Wherever "type" appears in a line, copy that line.

# [Available data]

● ● ● ● ● ● ●

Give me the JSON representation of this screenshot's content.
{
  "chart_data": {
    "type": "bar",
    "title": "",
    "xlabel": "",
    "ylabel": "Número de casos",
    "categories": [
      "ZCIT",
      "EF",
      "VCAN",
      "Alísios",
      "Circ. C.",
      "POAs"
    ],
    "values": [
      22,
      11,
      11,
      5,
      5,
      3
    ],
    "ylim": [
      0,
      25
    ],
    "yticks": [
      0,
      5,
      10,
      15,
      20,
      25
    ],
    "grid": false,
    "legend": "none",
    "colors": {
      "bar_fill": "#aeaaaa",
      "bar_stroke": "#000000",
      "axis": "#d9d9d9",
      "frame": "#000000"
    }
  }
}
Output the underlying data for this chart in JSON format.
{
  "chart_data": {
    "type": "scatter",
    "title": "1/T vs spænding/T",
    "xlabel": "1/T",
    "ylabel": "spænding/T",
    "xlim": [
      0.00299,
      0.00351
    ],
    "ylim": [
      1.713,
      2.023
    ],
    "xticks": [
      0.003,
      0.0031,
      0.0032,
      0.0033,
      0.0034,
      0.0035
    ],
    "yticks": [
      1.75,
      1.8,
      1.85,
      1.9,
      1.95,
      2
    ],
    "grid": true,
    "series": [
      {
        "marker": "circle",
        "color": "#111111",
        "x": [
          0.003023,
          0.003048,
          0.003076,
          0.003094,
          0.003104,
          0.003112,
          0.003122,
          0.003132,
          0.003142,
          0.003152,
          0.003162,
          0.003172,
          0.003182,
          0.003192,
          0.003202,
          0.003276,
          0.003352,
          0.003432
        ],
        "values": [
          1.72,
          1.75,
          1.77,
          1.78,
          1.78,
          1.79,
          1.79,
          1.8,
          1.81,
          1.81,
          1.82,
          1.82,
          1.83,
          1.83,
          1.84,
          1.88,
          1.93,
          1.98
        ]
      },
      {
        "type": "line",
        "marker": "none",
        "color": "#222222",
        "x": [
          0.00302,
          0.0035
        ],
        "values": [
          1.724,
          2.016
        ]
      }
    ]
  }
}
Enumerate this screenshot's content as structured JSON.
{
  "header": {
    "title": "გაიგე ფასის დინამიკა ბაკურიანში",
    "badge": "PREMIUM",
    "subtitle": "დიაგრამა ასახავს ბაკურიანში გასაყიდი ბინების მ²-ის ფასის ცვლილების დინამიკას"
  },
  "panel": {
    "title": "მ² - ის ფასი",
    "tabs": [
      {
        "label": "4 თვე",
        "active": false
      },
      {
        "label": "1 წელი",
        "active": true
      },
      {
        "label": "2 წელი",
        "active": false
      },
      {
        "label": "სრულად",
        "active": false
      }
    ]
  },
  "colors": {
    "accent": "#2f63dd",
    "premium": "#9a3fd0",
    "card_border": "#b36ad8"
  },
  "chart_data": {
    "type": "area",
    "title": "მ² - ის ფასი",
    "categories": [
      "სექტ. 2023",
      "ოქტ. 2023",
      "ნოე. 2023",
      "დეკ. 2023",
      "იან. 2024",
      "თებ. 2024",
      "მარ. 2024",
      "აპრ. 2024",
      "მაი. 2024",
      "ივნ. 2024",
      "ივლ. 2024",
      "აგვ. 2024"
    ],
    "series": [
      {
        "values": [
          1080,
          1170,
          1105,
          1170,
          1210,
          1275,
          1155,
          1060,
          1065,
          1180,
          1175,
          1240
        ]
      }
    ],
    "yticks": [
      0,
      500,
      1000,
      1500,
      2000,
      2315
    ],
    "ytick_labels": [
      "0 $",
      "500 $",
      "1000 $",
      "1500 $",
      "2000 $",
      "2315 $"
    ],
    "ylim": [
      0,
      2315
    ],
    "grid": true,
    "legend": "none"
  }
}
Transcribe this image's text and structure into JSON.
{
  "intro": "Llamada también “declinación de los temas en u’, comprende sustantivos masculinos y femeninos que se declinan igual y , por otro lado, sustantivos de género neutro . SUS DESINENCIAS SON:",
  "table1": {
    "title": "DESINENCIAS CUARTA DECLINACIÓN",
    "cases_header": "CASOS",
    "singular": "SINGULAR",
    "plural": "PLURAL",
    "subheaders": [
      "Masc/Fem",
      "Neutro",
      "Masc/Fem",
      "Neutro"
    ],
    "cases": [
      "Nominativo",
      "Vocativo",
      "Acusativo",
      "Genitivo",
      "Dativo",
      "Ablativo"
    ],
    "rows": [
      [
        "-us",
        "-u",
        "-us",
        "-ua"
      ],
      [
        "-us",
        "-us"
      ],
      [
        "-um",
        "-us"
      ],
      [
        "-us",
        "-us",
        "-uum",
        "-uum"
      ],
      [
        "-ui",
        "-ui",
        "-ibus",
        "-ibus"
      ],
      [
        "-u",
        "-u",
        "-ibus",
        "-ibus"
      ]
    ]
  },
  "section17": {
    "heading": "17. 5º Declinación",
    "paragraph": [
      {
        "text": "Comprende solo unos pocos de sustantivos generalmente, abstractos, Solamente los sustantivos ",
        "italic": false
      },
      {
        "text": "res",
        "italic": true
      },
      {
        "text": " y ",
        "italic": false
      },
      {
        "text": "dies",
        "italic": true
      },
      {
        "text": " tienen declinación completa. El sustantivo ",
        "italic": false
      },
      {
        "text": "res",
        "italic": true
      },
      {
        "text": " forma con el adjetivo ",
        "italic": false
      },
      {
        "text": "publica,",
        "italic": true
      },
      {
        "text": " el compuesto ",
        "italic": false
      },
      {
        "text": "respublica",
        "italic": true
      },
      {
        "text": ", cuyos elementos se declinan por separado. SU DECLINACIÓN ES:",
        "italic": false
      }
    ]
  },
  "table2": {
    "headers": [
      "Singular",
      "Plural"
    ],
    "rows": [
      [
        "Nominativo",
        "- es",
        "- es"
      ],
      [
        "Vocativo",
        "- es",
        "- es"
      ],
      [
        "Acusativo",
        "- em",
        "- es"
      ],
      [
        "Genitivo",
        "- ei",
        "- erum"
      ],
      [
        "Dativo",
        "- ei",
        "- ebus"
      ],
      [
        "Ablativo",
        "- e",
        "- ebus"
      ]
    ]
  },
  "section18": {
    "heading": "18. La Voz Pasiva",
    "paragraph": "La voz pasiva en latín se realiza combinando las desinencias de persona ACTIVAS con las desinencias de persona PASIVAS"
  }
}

● ● ● ● ● ● ●

# [The completed task]
    "type": "bar",
    "type": "scatter",
        "type": "line",
    "type": "area",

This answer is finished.